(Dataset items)
▶
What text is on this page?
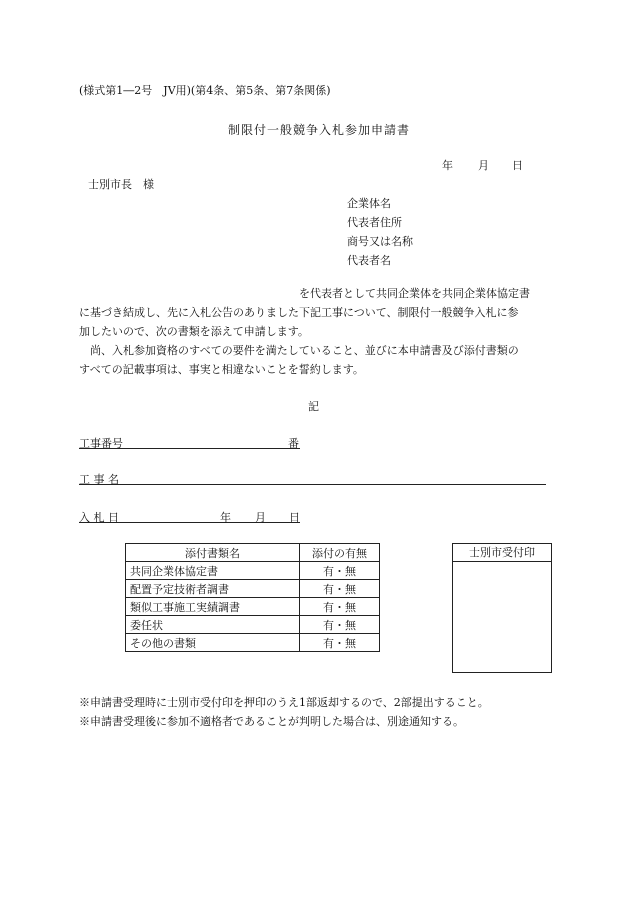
(様式第1―2号　JV用)(第4条、第5条、第7条関係)
制限付一般競争入札参加申請書
年 月 日
士別市長　様
企業体名
代表者住所
商号又は名称
代表者名

を代表者として共同企業体を共同企業体協定書

に基づき結成し、先に入札公告のありました下記工事について、制限付一般競争入札に参

加したいので、次の書類を添えて申請します。

　尚、入札参加資格のすべての要件を満たしていること、並びに本申請書及び添付書類の

すべての記載事項は、事実と相違ないことを誓約します。

記
工事番号	番
工 事 名
入 札 日	年 月 日
添付書類名	添付の有無
共同企業体協定書	有・無
配置予定技術者調書	有・無
類似工事施工実績調書	有・無
委任状	有・無
その他の書類	有・無
士別市受付印
※申請書受理時に士別市受付印を押印のうえ1部返却するので、2部提出すること。
※申請書受理後に参加不適格者であることが判明した場合は、別途通知する。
◀
WRITTEN EXERCISE:
Make an exact copy of every record, pictures excluded.

SOLUTION TO THIS EXERCISE:
What text is on this page?
(様式第1―2号　JV用)(第4条、第5条、第7条関係)
制限付一般競争入札参加申請書
年 月 日
士別市長　様
企業体名
代表者住所
商号又は名称
代表者名

を代表者として共同企業体を共同企業体協定書

に基づき結成し、先に入札公告のありました下記工事について、制限付一般競争入札に参

加したいので、次の書類を添えて申請します。

　尚、入札参加資格のすべての要件を満たしていること、並びに本申請書及び添付書類の

すべての記載事項は、事実と相違ないことを誓約します。

記
工事番号	番
工 事 名
入 札 日	年 月 日
添付書類名	添付の有無
共同企業体協定書	有・無
配置予定技術者調書	有・無
類似工事施工実績調書	有・無
委任状	有・無
その他の書類	有・無
士別市受付印
※申請書受理時に士別市受付印を押印のうえ1部返却するので、2部提出すること。
※申請書受理後に参加不適格者であることが判明した場合は、別途通知する。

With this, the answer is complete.